> _WHAT IS NEEDED_
Transcribe all of the records word for word, but omit the pictures.

> _SOURCE RECORDS_

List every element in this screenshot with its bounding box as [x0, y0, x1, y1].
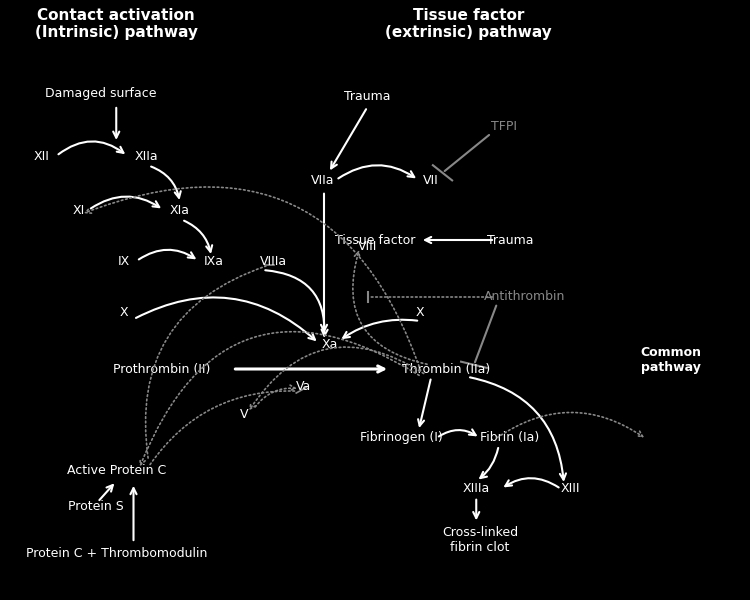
Text: XIa: XIa	[170, 203, 190, 217]
Text: Active Protein C: Active Protein C	[67, 464, 166, 478]
Text: XIIIa: XIIIa	[463, 482, 490, 496]
Text: Prothrombin (II): Prothrombin (II)	[112, 362, 210, 376]
Text: Damaged surface: Damaged surface	[45, 86, 157, 100]
Text: Protein S: Protein S	[68, 500, 123, 514]
Text: Va: Va	[296, 380, 311, 394]
Text: XIII: XIII	[560, 482, 580, 496]
Text: V: V	[239, 407, 248, 421]
Text: XII: XII	[33, 149, 50, 163]
Text: Fibrinogen (I): Fibrinogen (I)	[360, 431, 442, 445]
Text: X: X	[119, 305, 128, 319]
Text: Tissue factor: Tissue factor	[334, 233, 416, 247]
Text: X: X	[416, 305, 424, 319]
Text: Thrombin (IIa): Thrombin (IIa)	[402, 362, 490, 376]
Text: Antithrombin: Antithrombin	[484, 290, 566, 304]
Text: Common
pathway: Common pathway	[640, 346, 702, 374]
Text: IX: IX	[118, 254, 130, 268]
Text: Cross-linked
fibrin clot: Cross-linked fibrin clot	[442, 526, 518, 554]
Text: XIIa: XIIa	[134, 149, 158, 163]
Text: Tissue factor
(extrinsic) pathway: Tissue factor (extrinsic) pathway	[386, 8, 552, 40]
Text: Xa: Xa	[322, 338, 338, 352]
Text: TFPI: TFPI	[491, 119, 517, 133]
Text: Trauma: Trauma	[487, 233, 533, 247]
Text: VII: VII	[423, 173, 439, 187]
Text: Contact activation
(Intrinsic) pathway: Contact activation (Intrinsic) pathway	[34, 8, 198, 40]
Text: Protein C + Thrombomodulin: Protein C + Thrombomodulin	[26, 547, 207, 560]
Text: VIII: VIII	[358, 239, 377, 253]
Text: Trauma: Trauma	[344, 89, 391, 103]
Text: VIIa: VIIa	[310, 173, 334, 187]
Text: IXa: IXa	[204, 254, 224, 268]
Text: VIIIa: VIIIa	[260, 254, 287, 268]
Text: Fibrin (Ia): Fibrin (Ia)	[481, 431, 540, 445]
Text: XI: XI	[73, 203, 85, 217]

> _FINISHED EXERCISE_
List every element in this screenshot with its bounding box as [x0, y0, x1, y1].
Text: XIa: XIa	[170, 203, 190, 217]
Text: Active Protein C: Active Protein C	[67, 464, 166, 478]
Text: XIIIa: XIIIa	[463, 482, 490, 496]
Text: Prothrombin (II): Prothrombin (II)	[112, 362, 210, 376]
Text: Damaged surface: Damaged surface	[45, 86, 157, 100]
Text: Protein S: Protein S	[68, 500, 123, 514]
Text: Va: Va	[296, 380, 311, 394]
Text: XIII: XIII	[560, 482, 580, 496]
Text: V: V	[239, 407, 248, 421]
Text: XII: XII	[33, 149, 50, 163]
Text: Fibrinogen (I): Fibrinogen (I)	[360, 431, 442, 445]
Text: X: X	[119, 305, 128, 319]
Text: Tissue factor: Tissue factor	[334, 233, 416, 247]
Text: X: X	[416, 305, 424, 319]
Text: Thrombin (IIa): Thrombin (IIa)	[402, 362, 490, 376]
Text: Antithrombin: Antithrombin	[484, 290, 566, 304]
Text: Common
pathway: Common pathway	[640, 346, 702, 374]
Text: IX: IX	[118, 254, 130, 268]
Text: Cross-linked
fibrin clot: Cross-linked fibrin clot	[442, 526, 518, 554]
Text: XIIa: XIIa	[134, 149, 158, 163]
Text: Tissue factor
(extrinsic) pathway: Tissue factor (extrinsic) pathway	[386, 8, 552, 40]
Text: Xa: Xa	[322, 338, 338, 352]
Text: TFPI: TFPI	[491, 119, 517, 133]
Text: Trauma: Trauma	[487, 233, 533, 247]
Text: VII: VII	[423, 173, 439, 187]
Text: Contact activation
(Intrinsic) pathway: Contact activation (Intrinsic) pathway	[34, 8, 198, 40]
Text: Protein C + Thrombomodulin: Protein C + Thrombomodulin	[26, 547, 207, 560]
Text: VIII: VIII	[358, 239, 377, 253]
Text: Trauma: Trauma	[344, 89, 391, 103]
Text: VIIa: VIIa	[310, 173, 334, 187]
Text: IXa: IXa	[204, 254, 224, 268]
Text: VIIIa: VIIIa	[260, 254, 287, 268]
Text: Fibrin (Ia): Fibrin (Ia)	[481, 431, 540, 445]
Text: XI: XI	[73, 203, 85, 217]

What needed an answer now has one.